##### DATA EXCERPTS #####

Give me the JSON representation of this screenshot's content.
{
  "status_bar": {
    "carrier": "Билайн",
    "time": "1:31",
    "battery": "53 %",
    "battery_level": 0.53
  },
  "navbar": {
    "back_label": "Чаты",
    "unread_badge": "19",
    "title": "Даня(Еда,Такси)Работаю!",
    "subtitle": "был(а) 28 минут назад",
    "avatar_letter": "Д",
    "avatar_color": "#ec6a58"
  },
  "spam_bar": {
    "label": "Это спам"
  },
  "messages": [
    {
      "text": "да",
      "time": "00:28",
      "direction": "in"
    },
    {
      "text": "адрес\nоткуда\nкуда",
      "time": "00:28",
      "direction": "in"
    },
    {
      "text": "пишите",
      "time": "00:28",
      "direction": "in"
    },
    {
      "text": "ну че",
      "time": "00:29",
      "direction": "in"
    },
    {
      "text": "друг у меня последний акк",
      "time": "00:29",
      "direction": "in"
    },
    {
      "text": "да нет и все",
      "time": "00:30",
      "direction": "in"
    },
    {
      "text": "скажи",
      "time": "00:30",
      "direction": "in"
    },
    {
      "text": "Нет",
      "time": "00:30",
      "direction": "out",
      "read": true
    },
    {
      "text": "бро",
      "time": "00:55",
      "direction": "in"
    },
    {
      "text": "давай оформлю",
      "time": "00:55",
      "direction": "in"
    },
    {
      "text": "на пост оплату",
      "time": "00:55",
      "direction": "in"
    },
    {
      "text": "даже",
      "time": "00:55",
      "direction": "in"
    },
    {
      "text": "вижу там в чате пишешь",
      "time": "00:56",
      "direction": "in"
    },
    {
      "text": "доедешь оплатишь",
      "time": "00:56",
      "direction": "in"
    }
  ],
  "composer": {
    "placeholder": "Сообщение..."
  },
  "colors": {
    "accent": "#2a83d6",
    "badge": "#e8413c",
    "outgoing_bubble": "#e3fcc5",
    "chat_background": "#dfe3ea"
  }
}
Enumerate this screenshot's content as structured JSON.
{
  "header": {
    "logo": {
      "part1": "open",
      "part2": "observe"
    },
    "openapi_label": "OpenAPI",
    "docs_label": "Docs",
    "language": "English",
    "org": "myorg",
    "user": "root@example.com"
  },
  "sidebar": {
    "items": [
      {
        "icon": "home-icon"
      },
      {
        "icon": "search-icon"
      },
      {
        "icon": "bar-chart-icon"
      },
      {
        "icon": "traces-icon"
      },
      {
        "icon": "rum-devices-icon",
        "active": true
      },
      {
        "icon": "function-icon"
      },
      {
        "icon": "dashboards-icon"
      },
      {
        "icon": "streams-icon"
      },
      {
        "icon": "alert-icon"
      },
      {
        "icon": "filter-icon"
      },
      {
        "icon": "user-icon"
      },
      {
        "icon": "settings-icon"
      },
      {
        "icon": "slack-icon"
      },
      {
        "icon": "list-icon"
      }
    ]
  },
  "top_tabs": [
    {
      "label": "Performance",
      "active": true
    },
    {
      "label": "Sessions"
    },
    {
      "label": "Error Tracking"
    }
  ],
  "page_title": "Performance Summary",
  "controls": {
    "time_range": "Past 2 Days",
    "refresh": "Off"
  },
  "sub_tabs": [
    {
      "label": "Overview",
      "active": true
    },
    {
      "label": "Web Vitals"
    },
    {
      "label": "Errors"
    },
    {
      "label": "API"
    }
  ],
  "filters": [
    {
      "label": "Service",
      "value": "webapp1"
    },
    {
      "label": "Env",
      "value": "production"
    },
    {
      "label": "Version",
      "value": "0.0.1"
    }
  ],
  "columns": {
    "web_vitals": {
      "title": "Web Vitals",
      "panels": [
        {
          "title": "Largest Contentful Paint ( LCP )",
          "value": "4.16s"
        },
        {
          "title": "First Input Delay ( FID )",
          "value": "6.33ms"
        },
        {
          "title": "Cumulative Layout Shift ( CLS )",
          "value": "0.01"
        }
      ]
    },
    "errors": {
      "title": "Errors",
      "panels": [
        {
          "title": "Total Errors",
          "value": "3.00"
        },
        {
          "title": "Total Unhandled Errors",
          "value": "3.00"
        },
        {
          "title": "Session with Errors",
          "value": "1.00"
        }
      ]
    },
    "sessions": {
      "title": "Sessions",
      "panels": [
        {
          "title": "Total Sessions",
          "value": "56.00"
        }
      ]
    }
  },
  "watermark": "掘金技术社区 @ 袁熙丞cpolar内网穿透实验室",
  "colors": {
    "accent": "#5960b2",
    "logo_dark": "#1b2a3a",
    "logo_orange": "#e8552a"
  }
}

#####

» WRITTEN REQUEST
Set down the listing above in full, please, exactly as it appears.

» EXERCISE RESULT
Give me the JSON representation of this screenshot's content.
{
  "status_bar": {
    "carrier": "Билайн",
    "time": "1:31",
    "battery": "53 %",
    "battery_level": 0.53
  },
  "navbar": {
    "back_label": "Чаты",
    "unread_badge": "19",
    "title": "Даня(Еда,Такси)Работаю!",
    "subtitle": "был(а) 28 минут назад",
    "avatar_letter": "Д",
    "avatar_color": "#ec6a58"
  },
  "spam_bar": {
    "label": "Это спам"
  },
  "messages": [
    {
      "text": "да",
      "time": "00:28",
      "direction": "in"
    },
    {
      "text": "адрес\nоткуда\nкуда",
      "time": "00:28",
      "direction": "in"
    },
    {
      "text": "пишите",
      "time": "00:28",
      "direction": "in"
    },
    {
      "text": "ну че",
      "time": "00:29",
      "direction": "in"
    },
    {
      "text": "друг у меня последний акк",
      "time": "00:29",
      "direction": "in"
    },
    {
      "text": "да нет и все",
      "time": "00:30",
      "direction": "in"
    },
    {
      "text": "скажи",
      "time": "00:30",
      "direction": "in"
    },
    {
      "text": "Нет",
      "time": "00:30",
      "direction": "out",
      "read": true
    },
    {
      "text": "бро",
      "time": "00:55",
      "direction": "in"
    },
    {
      "text": "давай оформлю",
      "time": "00:55",
      "direction": "in"
    },
    {
      "text": "на пост оплату",
      "time": "00:55",
      "direction": "in"
    },
    {
      "text": "даже",
      "time": "00:55",
      "direction": "in"
    },
    {
      "text": "вижу там в чате пишешь",
      "time": "00:56",
      "direction": "in"
    },
    {
      "text": "доедешь оплатишь",
      "time": "00:56",
      "direction": "in"
    }
  ],
  "composer": {
    "placeholder": "Сообщение..."
  },
  "colors": {
    "accent": "#2a83d6",
    "badge": "#e8413c",
    "outgoing_bubble": "#e3fcc5",
    "chat_background": "#dfe3ea"
  }
}
Enumerate this screenshot's content as structured JSON.
{
  "header": {
    "logo": {
      "part1": "open",
      "part2": "observe"
    },
    "openapi_label": "OpenAPI",
    "docs_label": "Docs",
    "language": "English",
    "org": "myorg",
    "user": "root@example.com"
  },
  "sidebar": {
    "items": [
      {
        "icon": "home-icon"
      },
      {
        "icon": "search-icon"
      },
      {
        "icon": "bar-chart-icon"
      },
      {
        "icon": "traces-icon"
      },
      {
        "icon": "rum-devices-icon",
        "active": true
      },
      {
        "icon": "function-icon"
      },
      {
        "icon": "dashboards-icon"
      },
      {
        "icon": "streams-icon"
      },
      {
        "icon": "alert-icon"
      },
      {
        "icon": "filter-icon"
      },
      {
        "icon": "user-icon"
      },
      {
        "icon": "settings-icon"
      },
      {
        "icon": "slack-icon"
      },
      {
        "icon": "list-icon"
      }
    ]
  },
  "top_tabs": [
    {
      "label": "Performance",
      "active": true
    },
    {
      "label": "Sessions"
    },
    {
      "label": "Error Tracking"
    }
  ],
  "page_title": "Performance Summary",
  "controls": {
    "time_range": "Past 2 Days",
    "refresh": "Off"
  },
  "sub_tabs": [
    {
      "label": "Overview",
      "active": true
    },
    {
      "label": "Web Vitals"
    },
    {
      "label": "Errors"
    },
    {
      "label": "API"
    }
  ],
  "filters": [
    {
      "label": "Service",
      "value": "webapp1"
    },
    {
      "label": "Env",
      "value": "production"
    },
    {
      "label": "Version",
      "value": "0.0.1"
    }
  ],
  "columns": {
    "web_vitals": {
      "title": "Web Vitals",
      "panels": [
        {
          "title": "Largest Contentful Paint ( LCP )",
          "value": "4.16s"
        },
        {
          "title": "First Input Delay ( FID )",
          "value": "6.33ms"
        },
        {
          "title": "Cumulative Layout Shift ( CLS )",
          "value": "0.01"
        }
      ]
    },
    "errors": {
      "title": "Errors",
      "panels": [
        {
          "title": "Total Errors",
          "value": "3.00"
        },
        {
          "title": "Total Unhandled Errors",
          "value": "3.00"
        },
        {
          "title": "Session with Errors",
          "value": "1.00"
        }
      ]
    },
    "sessions": {
      "title": "Sessions",
      "panels": [
        {
          "title": "Total Sessions",
          "value": "56.00"
        }
      ]
    }
  },
  "watermark": "掘金技术社区 @ 袁熙丞cpolar内网穿透实验室",
  "colors": {
    "accent": "#5960b2",
    "logo_dark": "#1b2a3a",
    "logo_orange": "#e8552a"
  }
}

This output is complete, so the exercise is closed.